:: YOUR GOAL ::
Copy all entries without alteration and skip the pictures they hold.

[Data records]
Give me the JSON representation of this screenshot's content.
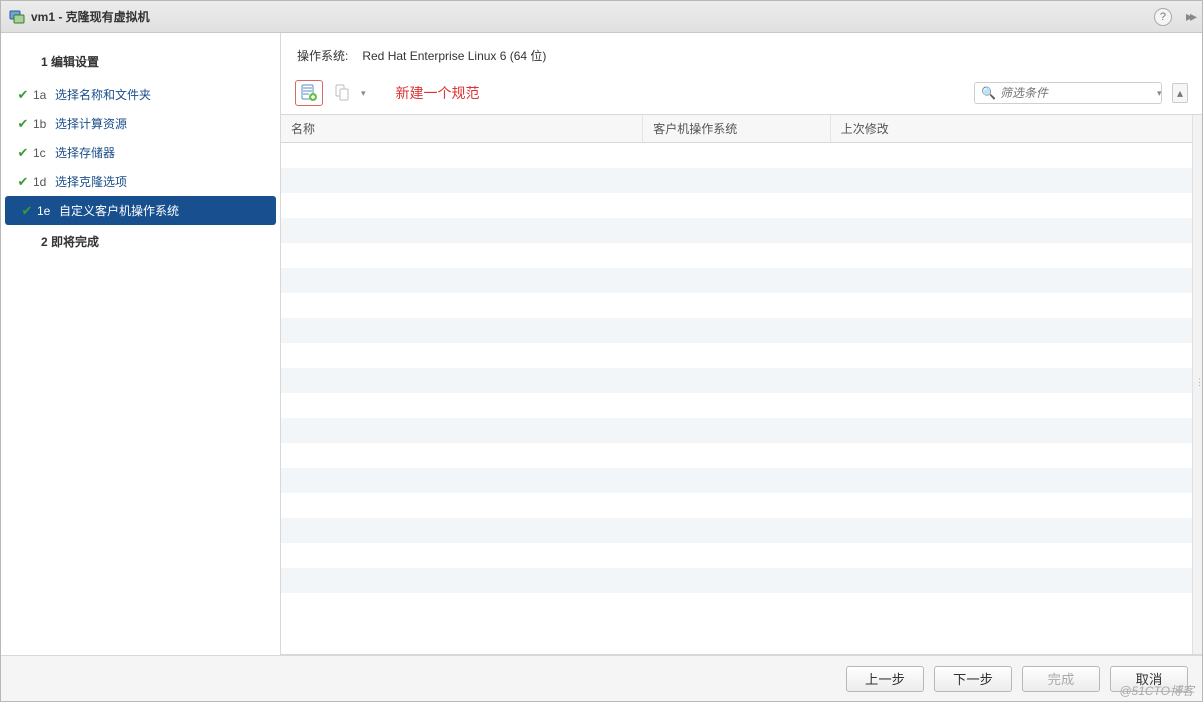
{
  "title": "vm1 - 克隆现有虚拟机",
  "sidebar": {
    "section1": {
      "num": "1",
      "label": "编辑设置"
    },
    "items": [
      {
        "code": "1a",
        "label": "选择名称和文件夹",
        "done": true
      },
      {
        "code": "1b",
        "label": "选择计算资源",
        "done": true
      },
      {
        "code": "1c",
        "label": "选择存储器",
        "done": true
      },
      {
        "code": "1d",
        "label": "选择克隆选项",
        "done": true
      },
      {
        "code": "1e",
        "label": "自定义客户机操作系统",
        "done": true,
        "active": true
      }
    ],
    "section2": {
      "num": "2",
      "label": "即将完成"
    }
  },
  "main": {
    "os_label": "操作系统:",
    "os_value": "Red Hat Enterprise Linux 6 (64 位)",
    "annotation": "新建一个规范",
    "filter_placeholder": "筛选条件"
  },
  "columns": {
    "name": "名称",
    "guest_os": "客户机操作系统",
    "last_modified": "上次修改"
  },
  "buttons": {
    "back": "上一步",
    "next": "下一步",
    "finish": "完成",
    "cancel": "取消"
  },
  "watermark": "@51CTO博客"
}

:: RIGHT ANSWER ::
Give me the JSON representation of this screenshot's content.
{
  "title": "vm1 - 克隆现有虚拟机",
  "sidebar": {
    "section1": {
      "num": "1",
      "label": "编辑设置"
    },
    "items": [
      {
        "code": "1a",
        "label": "选择名称和文件夹",
        "done": true
      },
      {
        "code": "1b",
        "label": "选择计算资源",
        "done": true
      },
      {
        "code": "1c",
        "label": "选择存储器",
        "done": true
      },
      {
        "code": "1d",
        "label": "选择克隆选项",
        "done": true
      },
      {
        "code": "1e",
        "label": "自定义客户机操作系统",
        "done": true,
        "active": true
      }
    ],
    "section2": {
      "num": "2",
      "label": "即将完成"
    }
  },
  "main": {
    "os_label": "操作系统:",
    "os_value": "Red Hat Enterprise Linux 6 (64 位)",
    "annotation": "新建一个规范",
    "filter_placeholder": "筛选条件"
  },
  "columns": {
    "name": "名称",
    "guest_os": "客户机操作系统",
    "last_modified": "上次修改"
  },
  "buttons": {
    "back": "上一步",
    "next": "下一步",
    "finish": "完成",
    "cancel": "取消"
  },
  "watermark": "@51CTO博客"
}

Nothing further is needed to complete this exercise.